• Data section:
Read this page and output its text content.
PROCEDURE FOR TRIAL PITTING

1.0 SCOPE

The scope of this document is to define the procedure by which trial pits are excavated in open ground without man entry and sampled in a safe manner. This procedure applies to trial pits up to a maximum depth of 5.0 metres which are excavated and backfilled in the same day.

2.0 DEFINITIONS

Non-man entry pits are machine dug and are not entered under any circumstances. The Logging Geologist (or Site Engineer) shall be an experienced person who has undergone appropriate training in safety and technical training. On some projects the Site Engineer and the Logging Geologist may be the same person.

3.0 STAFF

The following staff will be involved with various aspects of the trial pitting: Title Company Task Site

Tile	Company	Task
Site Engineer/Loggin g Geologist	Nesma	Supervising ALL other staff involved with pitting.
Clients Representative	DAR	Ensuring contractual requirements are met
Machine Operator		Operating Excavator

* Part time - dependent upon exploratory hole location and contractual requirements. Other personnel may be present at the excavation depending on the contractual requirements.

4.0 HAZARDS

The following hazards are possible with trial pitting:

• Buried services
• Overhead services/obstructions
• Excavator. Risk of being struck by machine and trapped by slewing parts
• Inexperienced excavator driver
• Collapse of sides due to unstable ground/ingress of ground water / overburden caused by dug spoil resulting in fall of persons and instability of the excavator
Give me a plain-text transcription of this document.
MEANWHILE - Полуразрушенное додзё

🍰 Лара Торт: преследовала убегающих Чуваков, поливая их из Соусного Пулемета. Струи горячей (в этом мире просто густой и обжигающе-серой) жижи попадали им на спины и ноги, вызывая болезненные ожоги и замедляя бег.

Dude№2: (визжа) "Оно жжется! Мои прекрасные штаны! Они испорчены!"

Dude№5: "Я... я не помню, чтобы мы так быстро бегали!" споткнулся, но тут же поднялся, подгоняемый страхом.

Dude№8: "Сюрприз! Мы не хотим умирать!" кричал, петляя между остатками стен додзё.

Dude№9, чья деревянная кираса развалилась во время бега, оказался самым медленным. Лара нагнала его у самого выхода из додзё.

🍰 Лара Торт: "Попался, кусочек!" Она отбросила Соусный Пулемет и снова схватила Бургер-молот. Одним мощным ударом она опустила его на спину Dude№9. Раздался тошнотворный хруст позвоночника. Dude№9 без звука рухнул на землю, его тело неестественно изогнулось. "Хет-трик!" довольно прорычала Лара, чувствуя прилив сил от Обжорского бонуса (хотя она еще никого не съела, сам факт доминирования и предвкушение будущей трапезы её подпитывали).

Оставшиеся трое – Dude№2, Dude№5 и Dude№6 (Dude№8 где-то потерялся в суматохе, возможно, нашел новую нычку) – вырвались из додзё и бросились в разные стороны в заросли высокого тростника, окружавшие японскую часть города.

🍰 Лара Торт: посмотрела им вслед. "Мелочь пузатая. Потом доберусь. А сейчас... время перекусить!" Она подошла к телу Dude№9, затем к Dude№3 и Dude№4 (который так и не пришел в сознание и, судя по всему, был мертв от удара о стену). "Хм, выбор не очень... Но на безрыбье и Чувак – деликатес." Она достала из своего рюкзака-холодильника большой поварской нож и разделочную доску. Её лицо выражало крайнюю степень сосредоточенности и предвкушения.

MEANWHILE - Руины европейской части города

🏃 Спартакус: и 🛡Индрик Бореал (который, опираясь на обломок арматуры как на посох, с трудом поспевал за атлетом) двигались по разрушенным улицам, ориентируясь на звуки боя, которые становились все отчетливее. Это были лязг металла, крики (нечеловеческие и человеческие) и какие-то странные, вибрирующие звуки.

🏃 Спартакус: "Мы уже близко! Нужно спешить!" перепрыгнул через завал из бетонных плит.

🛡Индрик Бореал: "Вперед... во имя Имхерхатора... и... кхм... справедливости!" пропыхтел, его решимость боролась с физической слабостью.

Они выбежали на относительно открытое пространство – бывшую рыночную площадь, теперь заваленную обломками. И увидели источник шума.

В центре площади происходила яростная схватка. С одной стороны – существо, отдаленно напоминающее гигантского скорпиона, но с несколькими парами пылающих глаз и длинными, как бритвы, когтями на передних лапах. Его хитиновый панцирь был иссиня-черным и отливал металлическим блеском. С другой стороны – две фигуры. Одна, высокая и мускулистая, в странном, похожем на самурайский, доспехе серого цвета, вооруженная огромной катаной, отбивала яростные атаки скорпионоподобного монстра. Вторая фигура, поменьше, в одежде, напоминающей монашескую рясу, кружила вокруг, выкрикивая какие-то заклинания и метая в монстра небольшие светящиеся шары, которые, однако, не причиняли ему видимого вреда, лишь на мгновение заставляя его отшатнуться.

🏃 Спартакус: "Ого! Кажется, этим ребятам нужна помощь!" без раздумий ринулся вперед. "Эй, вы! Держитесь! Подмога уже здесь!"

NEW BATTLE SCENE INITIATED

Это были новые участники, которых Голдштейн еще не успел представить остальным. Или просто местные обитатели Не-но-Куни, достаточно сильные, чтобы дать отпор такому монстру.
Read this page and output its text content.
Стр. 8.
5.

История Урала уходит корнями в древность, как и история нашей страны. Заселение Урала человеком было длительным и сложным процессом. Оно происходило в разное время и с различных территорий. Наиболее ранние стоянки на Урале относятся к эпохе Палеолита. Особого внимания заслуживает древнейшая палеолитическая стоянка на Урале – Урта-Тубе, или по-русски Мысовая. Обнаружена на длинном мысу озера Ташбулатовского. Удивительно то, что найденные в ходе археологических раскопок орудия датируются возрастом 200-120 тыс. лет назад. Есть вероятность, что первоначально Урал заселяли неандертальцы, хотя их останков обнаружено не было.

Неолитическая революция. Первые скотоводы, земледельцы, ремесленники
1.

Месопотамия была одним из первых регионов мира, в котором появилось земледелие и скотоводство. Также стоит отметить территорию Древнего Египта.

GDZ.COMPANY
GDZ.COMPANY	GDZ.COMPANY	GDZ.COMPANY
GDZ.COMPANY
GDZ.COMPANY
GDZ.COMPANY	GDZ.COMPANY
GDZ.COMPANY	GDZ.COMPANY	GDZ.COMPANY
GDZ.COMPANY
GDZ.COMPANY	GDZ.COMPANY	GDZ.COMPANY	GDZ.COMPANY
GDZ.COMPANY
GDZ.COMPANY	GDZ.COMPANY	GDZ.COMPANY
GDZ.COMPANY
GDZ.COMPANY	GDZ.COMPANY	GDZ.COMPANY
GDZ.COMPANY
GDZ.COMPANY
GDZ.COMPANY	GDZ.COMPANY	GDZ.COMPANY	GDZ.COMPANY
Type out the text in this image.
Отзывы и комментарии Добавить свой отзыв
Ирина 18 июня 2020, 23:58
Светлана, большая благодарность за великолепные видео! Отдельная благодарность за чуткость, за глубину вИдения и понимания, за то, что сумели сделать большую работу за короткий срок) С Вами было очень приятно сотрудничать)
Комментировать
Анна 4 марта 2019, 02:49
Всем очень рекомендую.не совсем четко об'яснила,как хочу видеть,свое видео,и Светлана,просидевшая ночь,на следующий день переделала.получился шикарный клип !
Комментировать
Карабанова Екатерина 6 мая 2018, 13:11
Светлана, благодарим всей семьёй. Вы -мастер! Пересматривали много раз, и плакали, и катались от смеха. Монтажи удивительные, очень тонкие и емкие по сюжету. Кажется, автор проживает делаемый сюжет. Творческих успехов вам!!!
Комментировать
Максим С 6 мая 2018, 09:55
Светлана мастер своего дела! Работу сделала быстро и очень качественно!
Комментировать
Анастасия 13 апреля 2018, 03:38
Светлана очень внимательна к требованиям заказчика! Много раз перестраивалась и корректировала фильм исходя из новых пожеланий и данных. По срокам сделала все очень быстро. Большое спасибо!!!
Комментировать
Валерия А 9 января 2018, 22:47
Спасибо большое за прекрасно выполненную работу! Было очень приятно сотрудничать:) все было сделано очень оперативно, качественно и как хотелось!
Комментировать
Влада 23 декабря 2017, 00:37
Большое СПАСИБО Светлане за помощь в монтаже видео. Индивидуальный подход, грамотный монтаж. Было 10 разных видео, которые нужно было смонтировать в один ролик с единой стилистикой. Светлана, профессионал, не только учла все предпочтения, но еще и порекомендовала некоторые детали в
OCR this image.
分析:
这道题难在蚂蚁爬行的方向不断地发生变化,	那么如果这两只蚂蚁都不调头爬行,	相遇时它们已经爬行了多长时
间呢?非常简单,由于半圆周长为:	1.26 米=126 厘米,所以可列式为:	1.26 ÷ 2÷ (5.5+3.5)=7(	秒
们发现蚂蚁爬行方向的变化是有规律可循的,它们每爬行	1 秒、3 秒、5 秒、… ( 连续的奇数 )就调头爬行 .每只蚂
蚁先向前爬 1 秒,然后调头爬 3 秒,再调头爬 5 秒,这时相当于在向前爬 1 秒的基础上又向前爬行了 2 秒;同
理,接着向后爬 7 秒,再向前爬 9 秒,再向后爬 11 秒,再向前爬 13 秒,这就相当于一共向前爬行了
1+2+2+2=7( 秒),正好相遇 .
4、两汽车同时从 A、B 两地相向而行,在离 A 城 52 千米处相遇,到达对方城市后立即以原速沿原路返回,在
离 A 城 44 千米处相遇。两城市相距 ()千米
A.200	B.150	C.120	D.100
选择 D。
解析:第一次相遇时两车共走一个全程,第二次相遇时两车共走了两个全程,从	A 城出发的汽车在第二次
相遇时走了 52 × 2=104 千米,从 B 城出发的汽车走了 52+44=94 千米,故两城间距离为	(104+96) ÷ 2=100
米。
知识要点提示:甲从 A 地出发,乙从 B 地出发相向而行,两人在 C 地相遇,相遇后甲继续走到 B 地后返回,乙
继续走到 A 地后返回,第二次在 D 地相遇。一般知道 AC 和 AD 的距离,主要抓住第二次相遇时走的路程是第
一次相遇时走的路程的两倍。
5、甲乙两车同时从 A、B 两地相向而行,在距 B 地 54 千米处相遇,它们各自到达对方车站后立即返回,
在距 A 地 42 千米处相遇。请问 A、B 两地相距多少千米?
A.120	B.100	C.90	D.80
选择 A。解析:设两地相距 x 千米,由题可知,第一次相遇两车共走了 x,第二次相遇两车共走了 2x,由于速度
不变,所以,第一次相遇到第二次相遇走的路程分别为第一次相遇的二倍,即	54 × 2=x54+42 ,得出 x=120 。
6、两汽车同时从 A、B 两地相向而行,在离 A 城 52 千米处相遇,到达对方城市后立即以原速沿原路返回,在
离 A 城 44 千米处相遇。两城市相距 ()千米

• Request: Find all lines holding the string "MEANWHILE" and copy them.

• Solved exercise:
MEANWHILE - Полуразрушенное додзё
MEANWHILE - Руины европейской части города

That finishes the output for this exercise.